> **TASK REQUIREMENTS**: What lines below contain the string "other"? List them all.

(Document text records)
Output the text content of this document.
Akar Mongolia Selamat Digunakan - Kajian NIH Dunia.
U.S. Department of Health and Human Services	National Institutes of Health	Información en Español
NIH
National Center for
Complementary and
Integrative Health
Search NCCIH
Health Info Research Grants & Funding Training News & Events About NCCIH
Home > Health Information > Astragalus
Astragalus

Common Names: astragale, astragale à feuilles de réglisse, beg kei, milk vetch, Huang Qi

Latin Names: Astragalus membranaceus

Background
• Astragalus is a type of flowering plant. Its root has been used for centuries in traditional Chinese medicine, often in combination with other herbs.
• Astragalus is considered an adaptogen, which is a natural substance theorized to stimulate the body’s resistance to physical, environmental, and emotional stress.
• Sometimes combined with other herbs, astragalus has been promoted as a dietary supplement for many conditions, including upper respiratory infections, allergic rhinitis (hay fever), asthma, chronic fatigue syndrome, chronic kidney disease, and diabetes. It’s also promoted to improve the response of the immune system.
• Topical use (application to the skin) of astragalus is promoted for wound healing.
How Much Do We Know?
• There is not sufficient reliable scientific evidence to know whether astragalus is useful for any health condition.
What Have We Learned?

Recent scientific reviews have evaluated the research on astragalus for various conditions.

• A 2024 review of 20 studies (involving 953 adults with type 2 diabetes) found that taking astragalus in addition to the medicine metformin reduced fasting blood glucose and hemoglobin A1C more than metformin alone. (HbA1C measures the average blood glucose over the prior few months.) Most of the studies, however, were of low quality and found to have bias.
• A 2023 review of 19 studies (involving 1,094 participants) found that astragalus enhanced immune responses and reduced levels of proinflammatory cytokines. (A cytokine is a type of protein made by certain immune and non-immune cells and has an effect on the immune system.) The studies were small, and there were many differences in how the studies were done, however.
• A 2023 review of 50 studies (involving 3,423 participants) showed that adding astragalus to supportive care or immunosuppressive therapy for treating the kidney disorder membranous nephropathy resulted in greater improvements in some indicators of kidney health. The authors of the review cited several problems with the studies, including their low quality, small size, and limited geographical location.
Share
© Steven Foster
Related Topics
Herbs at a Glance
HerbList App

> **OUTPUT OF THE EXERCISE**:
• Astragalus is a type of flowering plant. Its root has been used for centuries in traditional Chinese medicine, often in combination with other herbs.
• Sometimes combined with other herbs, astragalus has been promoted as a dietary supplement for many conditions, including upper respiratory infections, allergic rhinitis (hay fever), asthma, chronic fatigue syndrome, chronic kidney disease, and diabetes. It’s also promoted to improve the response of the immune system.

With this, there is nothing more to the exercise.